— start of SUPPLIED ENTRIES —
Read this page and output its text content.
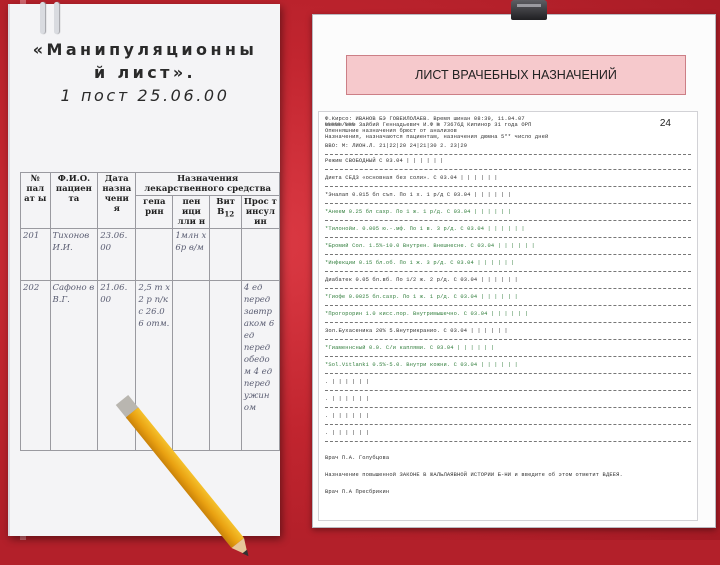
«Манипуляционны
й лист».
1 пост 25.06.00
№ пал ат ы	Ф.И.О. пациен та	Дата назна чени я	Назначения лекарственного средства			
			гепа рин	пен ици лли н	Вит $В_{12}$	Прос т инсул ин
201	Тихонов И.И.	23.06. 00		1млн х 6р в/м		
202	Сафоно в В.Г.	21.06. 00	2,5 т х 2 р п/к с 26.0 6 отм.			4 ед перед завтр аком 6 ед перед обедо м 4 ед перед ужин ом
ЛИСТ ВРАЧЕБНЫХ НАЗНАЧЕНИЙ
24
Ф.Кирсо: ИВАНОВ БЭ ГОВЕИЛОЛАЕВ. Время шинан 08:39, 11.04.07
№№№№№/№№№ Зайбий Геннадьевич И.Ф № 73676Д Кипинор 31 года ОРП
Опенняшние назначения брюст от анализов
Назначения, назначаются пациентам, назначения дюмна 5** число дней
ВВО: М: ЛИОН.Л. 21|22|20 24|21|30 2. 23|29
Режим СВОБОДНЫЙ С 03.04 | | | | | |
Диета СЕДЗ «основная без соли». С 03.04 | | | | | |
*Эналап 0.015 бл съп. По 1 х. 1 р/д С 03.04 | | | | | |
*Анеем 0.25 бл сахр. По 1 ж. 1 р/д. С 03.04 | | | | | |
*Тилонойи. 0.005 ю.-.мф. По 1 в. 3 р/д. С 03.04 | | | | | |
*Бромий Сол. 1.5%-10.0 Внутрен. Внешнесне. С 03.04 | | | | | |
*Инфекции 0.15 бл.об. По 1 ж. 3 р/д. С 03.04 | | | | | |
Диабатек 0.05 бл.вб. По 1/2 ж. 2 р/д. С 03.04 | | | | | |
*Гиофе 0.0025 бл.сахр. По 1 ж. 1 р/д. С 03.04 | | | | | |
*Прогорорин 1.0 кисс.пор. Внутримышечно. С 03.04 | | | | | |
Зол.Бухасеника 20% 5.Внутрикранио. С 03.04 | | | | | |
*Гиаменнсный 0.0. С/и каплями. С 03.04 | | | | | |
*Sol.Vitlanki 0.5%-5.0. Внутри кожни. С 03.04 | | | | | |
. | | | | | |
. | | | | | |
. | | | | | |
. | | | | | |
Врач П.А. Голубцова
Назначение повышенной ЗАКОНЕ В ЖАЛЬЛАЯВНОЙ ИСТОРИИ Б-НИ и введите об этом отметит ВДЕЕЯ.
Врач П.А Пресбрикин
— end of SUPPLIED ENTRIES —
TASK STATEMENT:
Where a line in the material above holds "сахр", copy that line.

TASK ANSWER:
*Анеем 0.25 бл сахр. По 1 ж. 1 р/д. С 03.04 | | | | | |
*Гиофе 0.0025 бл.сахр. По 1 ж. 1 р/д. С 03.04 | | | | | |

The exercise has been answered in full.